• _WHAT YOU SHOULD DO_
Repeat every record exactly, but omit the images.

• _RECORDS_
┄┄┄┄┄┄┄┄┄┄

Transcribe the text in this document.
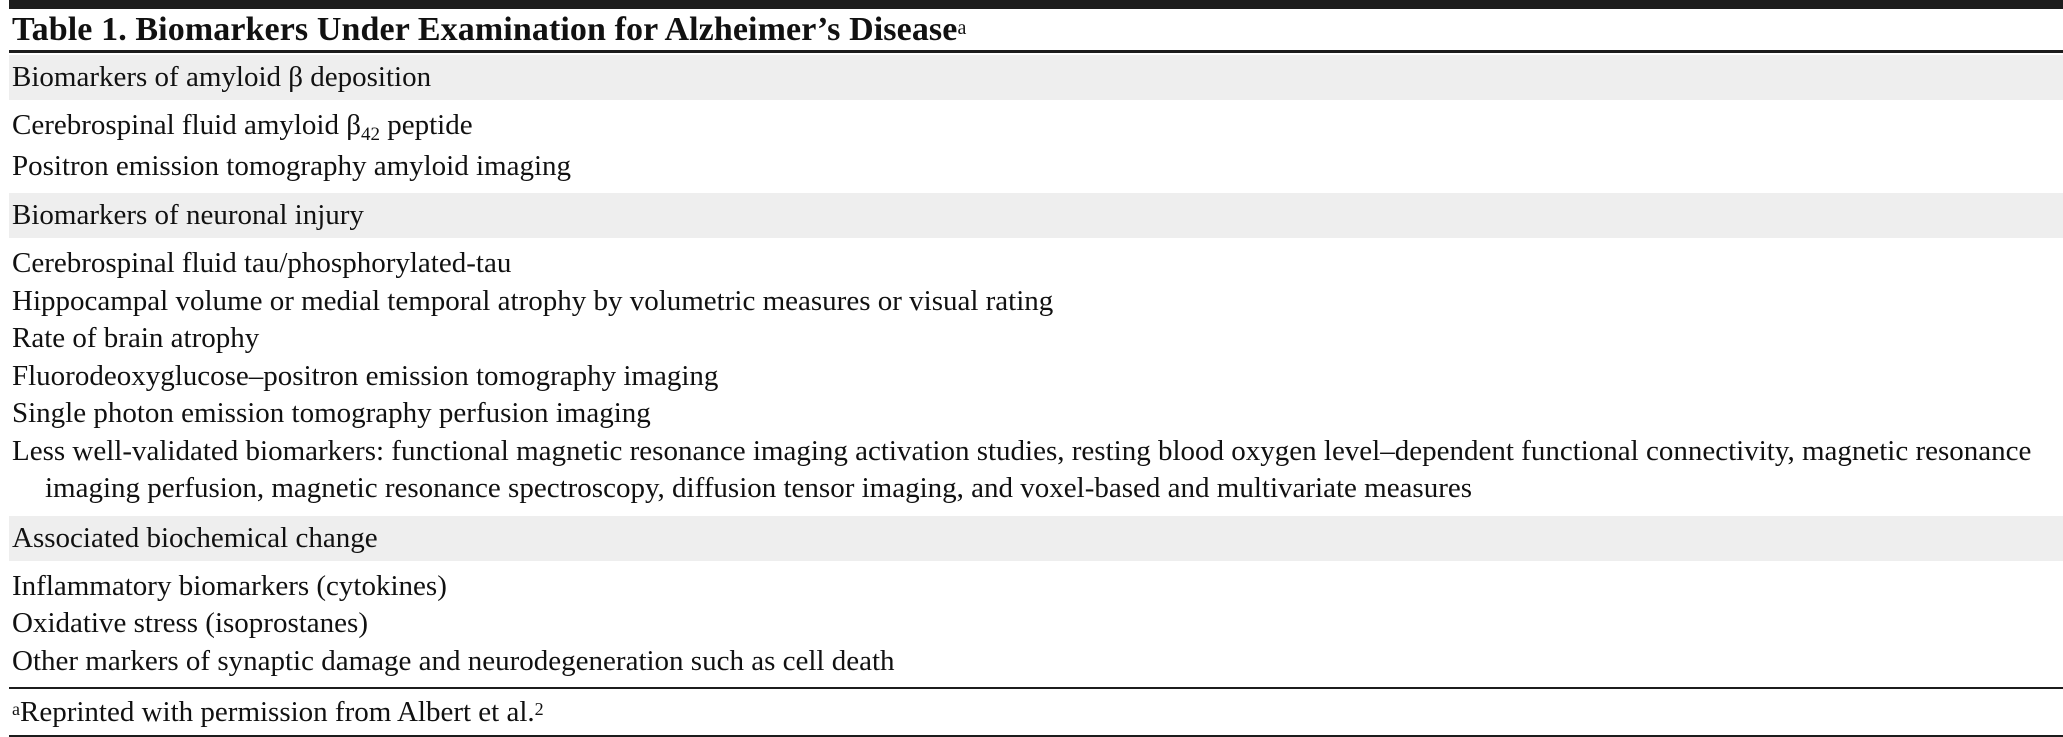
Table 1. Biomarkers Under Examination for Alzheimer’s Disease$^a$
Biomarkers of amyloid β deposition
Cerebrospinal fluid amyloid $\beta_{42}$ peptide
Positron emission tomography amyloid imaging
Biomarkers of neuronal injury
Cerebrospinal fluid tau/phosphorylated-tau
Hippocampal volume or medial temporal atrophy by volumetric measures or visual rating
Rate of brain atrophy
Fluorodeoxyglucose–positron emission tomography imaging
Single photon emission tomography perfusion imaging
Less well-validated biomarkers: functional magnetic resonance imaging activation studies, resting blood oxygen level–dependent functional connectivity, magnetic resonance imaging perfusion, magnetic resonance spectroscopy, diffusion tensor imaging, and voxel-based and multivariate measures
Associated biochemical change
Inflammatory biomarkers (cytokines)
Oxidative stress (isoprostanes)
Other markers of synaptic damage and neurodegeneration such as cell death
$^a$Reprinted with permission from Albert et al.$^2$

┄┄┄┄┄┄┄┄┄┄

• _EXERCISE OUTPUT_
Transcribe the text in this document.
Table 1. Biomarkers Under Examination for Alzheimer’s Disease$^a$
Biomarkers of amyloid β deposition
Cerebrospinal fluid amyloid $\beta_{42}$ peptide
Positron emission tomography amyloid imaging
Biomarkers of neuronal injury
Cerebrospinal fluid tau/phosphorylated-tau
Hippocampal volume or medial temporal atrophy by volumetric measures or visual rating
Rate of brain atrophy
Fluorodeoxyglucose–positron emission tomography imaging
Single photon emission tomography perfusion imaging
Less well-validated biomarkers: functional magnetic resonance imaging activation studies, resting blood oxygen level–dependent functional connectivity, magnetic resonance imaging perfusion, magnetic resonance spectroscopy, diffusion tensor imaging, and voxel-based and multivariate measures
Associated biochemical change
Inflammatory biomarkers (cytokines)
Oxidative stress (isoprostanes)
Other markers of synaptic damage and neurodegeneration such as cell death
$^a$Reprinted with permission from Albert et al.$^2$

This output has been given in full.